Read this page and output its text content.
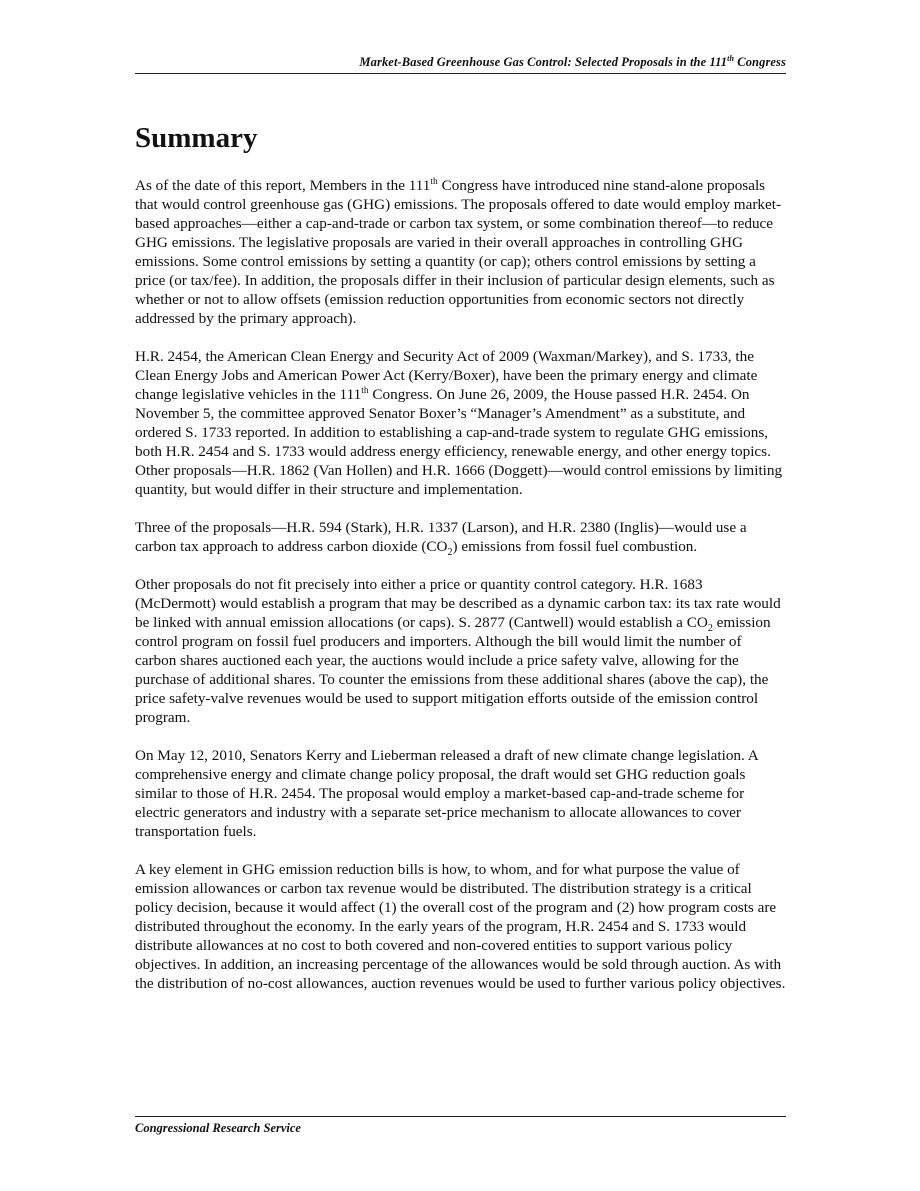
Market-Based Greenhouse Gas Control: Selected Proposals in the 111th Congress
Summary

As of the date of this report, Members in the 111th Congress have introduced nine stand-alone proposals that would control greenhouse gas (GHG) emissions. The proposals offered to date would employ market-based approaches—either a cap-and-trade or carbon tax system, or some combination thereof—to reduce GHG emissions. The legislative proposals are varied in their overall approaches in controlling GHG emissions. Some control emissions by setting a quantity (or cap); others control emissions by setting a price (or tax/fee). In addition, the proposals differ in their inclusion of particular design elements, such as whether or not to allow offsets (emission reduction opportunities from economic sectors not directly addressed by the primary approach).

H.R. 2454, the American Clean Energy and Security Act of 2009 (Waxman/Markey), and S. 1733, the Clean Energy Jobs and American Power Act (Kerry/Boxer), have been the primary energy and climate change legislative vehicles in the 111th Congress. On June 26, 2009, the House passed H.R. 2454. On November 5, the committee approved Senator Boxer’s “Manager’s Amendment” as a substitute, and ordered S. 1733 reported. In addition to establishing a cap-and-trade system to regulate GHG emissions, both H.R. 2454 and S. 1733 would address energy efficiency, renewable energy, and other energy topics. Other proposals—H.R. 1862 (Van Hollen) and H.R. 1666 (Doggett)—would control emissions by limiting quantity, but would differ in their structure and implementation.

Three of the proposals—H.R. 594 (Stark), H.R. 1337 (Larson), and H.R. 2380 (Inglis)—would use a carbon tax approach to address carbon dioxide $(CO_2)$ emissions from fossil fuel combustion.

Other proposals do not fit precisely into either a price or quantity control category. H.R. 1683 (McDermott) would establish a program that may be described as a dynamic carbon tax: its tax rate would be linked with annual emission allocations (or caps). S. 2877 (Cantwell) would establish a $CO_2$ emission control program on fossil fuel producers and importers. Although the bill would limit the number of carbon shares auctioned each year, the auctions would include a price safety valve, allowing for the purchase of additional shares. To counter the emissions from these additional shares (above the cap), the price safety-valve revenues would be used to support mitigation efforts outside of the emission control program.

On May 12, 2010, Senators Kerry and Lieberman released a draft of new climate change legislation. A comprehensive energy and climate change policy proposal, the draft would set GHG reduction goals similar to those of H.R. 2454. The proposal would employ a market-based cap-and-trade scheme for electric generators and industry with a separate set-price mechanism to allocate allowances to cover transportation fuels.

A key element in GHG emission reduction bills is how, to whom, and for what purpose the value of emission allowances or carbon tax revenue would be distributed. The distribution strategy is a critical policy decision, because it would affect (1) the overall cost of the program and (2) how program costs are distributed throughout the economy. In the early years of the program, H.R. 2454 and S. 1733 would distribute allowances at no cost to both covered and non-covered entities to support various policy objectives. In addition, an increasing percentage of the allowances would be sold through auction. As with the distribution of no-cost allowances, auction revenues would be used to further various policy objectives.

Congressional Research Service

● ● ● ●

TASK TO COMPLETE — Reproduce the data above in full, exactly as it is, with the pictures left out.

CORRECT ANSWER —
Read this page and output its text content.
Market-Based Greenhouse Gas Control: Selected Proposals in the 111th Congress
Summary

As of the date of this report, Members in the 111th Congress have introduced nine stand-alone proposals that would control greenhouse gas (GHG) emissions. The proposals offered to date would employ market-based approaches—either a cap-and-trade or carbon tax system, or some combination thereof—to reduce GHG emissions. The legislative proposals are varied in their overall approaches in controlling GHG emissions. Some control emissions by setting a quantity (or cap); others control emissions by setting a price (or tax/fee). In addition, the proposals differ in their inclusion of particular design elements, such as whether or not to allow offsets (emission reduction opportunities from economic sectors not directly addressed by the primary approach).

H.R. 2454, the American Clean Energy and Security Act of 2009 (Waxman/Markey), and S. 1733, the Clean Energy Jobs and American Power Act (Kerry/Boxer), have been the primary energy and climate change legislative vehicles in the 111th Congress. On June 26, 2009, the House passed H.R. 2454. On November 5, the committee approved Senator Boxer’s “Manager’s Amendment” as a substitute, and ordered S. 1733 reported. In addition to establishing a cap-and-trade system to regulate GHG emissions, both H.R. 2454 and S. 1733 would address energy efficiency, renewable energy, and other energy topics. Other proposals—H.R. 1862 (Van Hollen) and H.R. 1666 (Doggett)—would control emissions by limiting quantity, but would differ in their structure and implementation.

Three of the proposals—H.R. 594 (Stark), H.R. 1337 (Larson), and H.R. 2380 (Inglis)—would use a carbon tax approach to address carbon dioxide $(CO_2)$ emissions from fossil fuel combustion.

Other proposals do not fit precisely into either a price or quantity control category. H.R. 1683 (McDermott) would establish a program that may be described as a dynamic carbon tax: its tax rate would be linked with annual emission allocations (or caps). S. 2877 (Cantwell) would establish a $CO_2$ emission control program on fossil fuel producers and importers. Although the bill would limit the number of carbon shares auctioned each year, the auctions would include a price safety valve, allowing for the purchase of additional shares. To counter the emissions from these additional shares (above the cap), the price safety-valve revenues would be used to support mitigation efforts outside of the emission control program.

On May 12, 2010, Senators Kerry and Lieberman released a draft of new climate change legislation. A comprehensive energy and climate change policy proposal, the draft would set GHG reduction goals similar to those of H.R. 2454. The proposal would employ a market-based cap-and-trade scheme for electric generators and industry with a separate set-price mechanism to allocate allowances to cover transportation fuels.

A key element in GHG emission reduction bills is how, to whom, and for what purpose the value of emission allowances or carbon tax revenue would be distributed. The distribution strategy is a critical policy decision, because it would affect (1) the overall cost of the program and (2) how program costs are distributed throughout the economy. In the early years of the program, H.R. 2454 and S. 1733 would distribute allowances at no cost to both covered and non-covered entities to support various policy objectives. In addition, an increasing percentage of the allowances would be sold through auction. As with the distribution of no-cost allowances, auction revenues would be used to further various policy objectives.

Congressional Research Service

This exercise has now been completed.